Agostinho e sua busca pelo conhecimento de Deus



“Para iniciar esta dissertação discorreremos sobre a forma como Santo Agostinho buscou conhecer a Deus e o caminho que trilhou para esta busca. Durante a primeira parte de sua vida Agostinho foi um grande estudioso, sempre procurando na filosofia respostas para suas inquietações. Ainda no início da fase adulta, antes de sua conversão, por motivo de angustiantes questões existenciais, chegou a aderir à doutrina maniqueísta, onde estudou e desfrutou os ensinamentos maniqueus.

O maniqueísmo é uma seita gnóstico-cristã que prega a existência ontológica do bem e do mal como sendo os dois princípios eternos opostos. Constatamos um exemplo do dilema da oposição entre os princípios do bem e do mal quando vemos a doutrina maniqueísta, preocupada em justificar a existência do mal numa terra criada por um Deus Bondoso, tentar isentar a este Deus pela responsabilidade do mal. Conforme o texto de Nunes Costa:

Tentando responder a tal dilema, os maniqueus vão construir uma doutrina que isente Deus de toda responsabilidade pelos males existentes no universo e no homem pelas maldades praticadas individualmente. Isso significa dizer que, na doutrina maniquéia, o problema do mal centrava-se em Deus, ou seja, Deus, autor do Bem, não pode ser causa do mal
.

━━━━━━━━━━━━━━━━━━━━━━━━━━━━━━

[Tarefas escritas]
**A)** Liste, sem repetição, todas as palavras distintas do texto sobre Agostinho que começam por "maniqu".
**B)** Reproduza fielmente um trecho do texto sobre Agostinho, iniciando nas palavras que contêm "Agostinho e sua" e encerrando após "os ensinamentos maniqueus.".
As linhas apresentadas não têm qualquer relação com o texto.

[Dados]
━━━━━━━━━━━━━━━━━━━━━━━━━━━━━━

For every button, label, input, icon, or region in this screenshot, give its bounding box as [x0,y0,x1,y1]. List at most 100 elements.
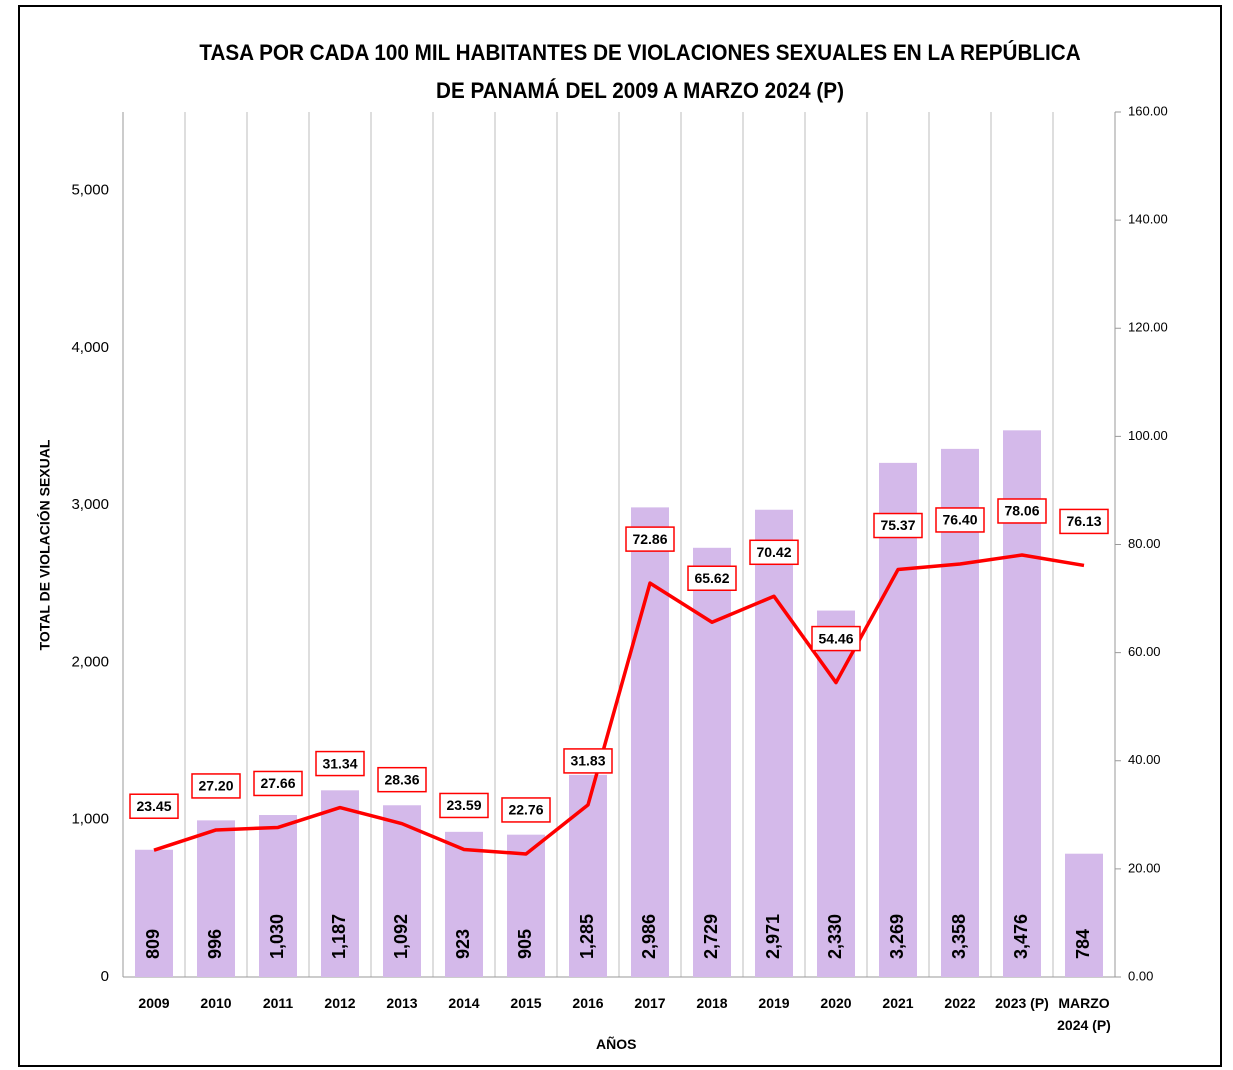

━━━━━━━━━━━━━━━━━━━━━━━━━━━━━━

[Resultados das tarefas]
**A)** maniqueísta, maniqueus, maniqueísmo, maniquéia

**B)**
Agostinho e sua busca pelo conhecimento de Deus



“Para iniciar esta dissertação discorreremos sobre a forma como Santo Agostinho buscou conhecer a Deus e o caminho que trilhou para esta busca. Durante a primeira parte de sua vida Agostinho foi um grande estudioso, sempre procurando na filosofia respostas para suas inquietações. Ainda no início da fase adulta, antes de sua conversão, por motivo de angustiantes questões existenciais, chegou a aderir à doutrina maniqueísta, onde estudou e desfrutou os ensinamentos maniqueus.